**What the task asks**
Of all the lines in this data, how many include "note"? Respond with the number only.

**Stored rows**

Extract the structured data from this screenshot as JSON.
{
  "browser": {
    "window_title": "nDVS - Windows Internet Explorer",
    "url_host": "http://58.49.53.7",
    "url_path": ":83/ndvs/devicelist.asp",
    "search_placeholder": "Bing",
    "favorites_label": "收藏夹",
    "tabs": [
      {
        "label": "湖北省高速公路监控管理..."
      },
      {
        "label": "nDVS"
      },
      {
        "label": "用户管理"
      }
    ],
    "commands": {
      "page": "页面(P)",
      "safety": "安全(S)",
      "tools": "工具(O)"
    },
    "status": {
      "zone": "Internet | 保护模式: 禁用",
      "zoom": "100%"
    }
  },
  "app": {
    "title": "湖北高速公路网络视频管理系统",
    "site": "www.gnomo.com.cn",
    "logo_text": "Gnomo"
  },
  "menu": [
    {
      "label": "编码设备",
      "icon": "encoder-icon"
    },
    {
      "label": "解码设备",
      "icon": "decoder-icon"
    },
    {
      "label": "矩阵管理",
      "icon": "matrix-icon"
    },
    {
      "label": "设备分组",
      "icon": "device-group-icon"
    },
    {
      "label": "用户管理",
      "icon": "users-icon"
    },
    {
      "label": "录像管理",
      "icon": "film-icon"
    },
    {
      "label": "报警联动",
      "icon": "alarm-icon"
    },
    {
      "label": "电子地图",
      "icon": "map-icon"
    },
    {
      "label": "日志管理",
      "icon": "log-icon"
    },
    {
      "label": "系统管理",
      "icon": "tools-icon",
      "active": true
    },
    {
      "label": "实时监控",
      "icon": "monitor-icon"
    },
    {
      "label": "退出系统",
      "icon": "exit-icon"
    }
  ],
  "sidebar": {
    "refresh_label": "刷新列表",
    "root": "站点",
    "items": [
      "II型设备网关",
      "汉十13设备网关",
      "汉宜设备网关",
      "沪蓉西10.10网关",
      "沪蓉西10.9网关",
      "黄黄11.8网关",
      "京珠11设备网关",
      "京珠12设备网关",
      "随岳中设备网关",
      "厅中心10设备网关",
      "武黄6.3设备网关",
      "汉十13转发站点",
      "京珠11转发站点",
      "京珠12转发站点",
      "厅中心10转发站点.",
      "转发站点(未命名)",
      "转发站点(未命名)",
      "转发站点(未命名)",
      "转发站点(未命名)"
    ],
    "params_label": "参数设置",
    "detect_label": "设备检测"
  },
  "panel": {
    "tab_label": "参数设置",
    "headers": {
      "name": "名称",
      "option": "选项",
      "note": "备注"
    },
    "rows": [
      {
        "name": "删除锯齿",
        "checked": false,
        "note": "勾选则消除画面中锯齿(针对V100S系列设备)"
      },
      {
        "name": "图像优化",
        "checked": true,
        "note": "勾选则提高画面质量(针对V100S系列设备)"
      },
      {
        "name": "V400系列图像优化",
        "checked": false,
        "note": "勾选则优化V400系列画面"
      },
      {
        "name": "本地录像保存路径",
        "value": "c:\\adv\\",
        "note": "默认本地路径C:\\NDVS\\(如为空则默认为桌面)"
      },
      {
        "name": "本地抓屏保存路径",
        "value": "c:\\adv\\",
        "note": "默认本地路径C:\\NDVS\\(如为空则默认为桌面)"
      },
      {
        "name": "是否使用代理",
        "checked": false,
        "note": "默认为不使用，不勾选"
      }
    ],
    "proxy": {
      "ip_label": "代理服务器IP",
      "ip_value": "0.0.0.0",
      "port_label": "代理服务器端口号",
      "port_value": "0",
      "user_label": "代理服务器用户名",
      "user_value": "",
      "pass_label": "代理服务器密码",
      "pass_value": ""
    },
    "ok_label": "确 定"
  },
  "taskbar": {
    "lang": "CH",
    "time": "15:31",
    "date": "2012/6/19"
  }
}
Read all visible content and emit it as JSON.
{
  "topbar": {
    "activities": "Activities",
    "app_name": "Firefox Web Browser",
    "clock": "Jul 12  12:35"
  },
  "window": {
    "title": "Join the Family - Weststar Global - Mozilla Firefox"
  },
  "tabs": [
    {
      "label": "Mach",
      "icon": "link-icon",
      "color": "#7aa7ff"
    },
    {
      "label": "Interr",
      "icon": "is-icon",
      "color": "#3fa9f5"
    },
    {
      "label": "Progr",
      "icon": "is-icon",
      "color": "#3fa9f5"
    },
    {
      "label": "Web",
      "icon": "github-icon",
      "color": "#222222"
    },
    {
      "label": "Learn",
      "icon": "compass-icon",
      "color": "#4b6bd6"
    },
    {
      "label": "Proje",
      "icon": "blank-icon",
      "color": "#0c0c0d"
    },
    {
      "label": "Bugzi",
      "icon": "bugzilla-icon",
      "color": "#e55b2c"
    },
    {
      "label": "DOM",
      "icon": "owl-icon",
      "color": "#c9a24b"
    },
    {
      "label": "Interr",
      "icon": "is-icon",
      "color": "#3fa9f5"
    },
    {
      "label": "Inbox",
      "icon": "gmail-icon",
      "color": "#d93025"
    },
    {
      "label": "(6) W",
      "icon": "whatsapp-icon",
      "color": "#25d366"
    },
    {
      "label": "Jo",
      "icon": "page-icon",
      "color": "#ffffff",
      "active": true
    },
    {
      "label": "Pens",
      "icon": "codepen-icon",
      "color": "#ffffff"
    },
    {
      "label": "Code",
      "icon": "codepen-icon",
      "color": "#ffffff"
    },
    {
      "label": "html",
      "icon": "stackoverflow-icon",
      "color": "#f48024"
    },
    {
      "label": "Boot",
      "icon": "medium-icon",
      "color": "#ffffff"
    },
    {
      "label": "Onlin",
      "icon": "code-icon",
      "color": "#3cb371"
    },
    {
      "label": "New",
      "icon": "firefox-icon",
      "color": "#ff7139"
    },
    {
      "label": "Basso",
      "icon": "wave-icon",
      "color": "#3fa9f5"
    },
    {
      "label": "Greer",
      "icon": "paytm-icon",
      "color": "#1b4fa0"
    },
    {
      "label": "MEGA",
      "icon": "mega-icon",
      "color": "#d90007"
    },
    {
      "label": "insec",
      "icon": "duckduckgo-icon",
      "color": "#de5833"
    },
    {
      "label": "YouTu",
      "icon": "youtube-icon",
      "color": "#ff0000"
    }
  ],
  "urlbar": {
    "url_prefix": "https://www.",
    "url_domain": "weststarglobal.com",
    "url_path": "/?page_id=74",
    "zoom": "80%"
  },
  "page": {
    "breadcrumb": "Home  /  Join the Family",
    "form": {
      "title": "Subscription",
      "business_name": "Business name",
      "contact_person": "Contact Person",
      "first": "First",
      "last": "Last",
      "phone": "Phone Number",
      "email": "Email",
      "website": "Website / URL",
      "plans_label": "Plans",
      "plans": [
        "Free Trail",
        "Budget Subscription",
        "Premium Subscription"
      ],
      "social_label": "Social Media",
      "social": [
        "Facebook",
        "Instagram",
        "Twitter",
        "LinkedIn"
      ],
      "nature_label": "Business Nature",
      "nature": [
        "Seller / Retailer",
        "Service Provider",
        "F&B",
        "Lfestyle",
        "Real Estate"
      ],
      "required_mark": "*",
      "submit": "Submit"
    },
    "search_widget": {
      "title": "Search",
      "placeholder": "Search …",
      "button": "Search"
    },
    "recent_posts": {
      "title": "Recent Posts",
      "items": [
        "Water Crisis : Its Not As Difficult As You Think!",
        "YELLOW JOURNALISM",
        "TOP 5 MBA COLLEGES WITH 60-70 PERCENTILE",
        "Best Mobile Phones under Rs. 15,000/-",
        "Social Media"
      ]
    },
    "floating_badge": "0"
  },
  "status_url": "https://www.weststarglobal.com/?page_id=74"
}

**Task result**
7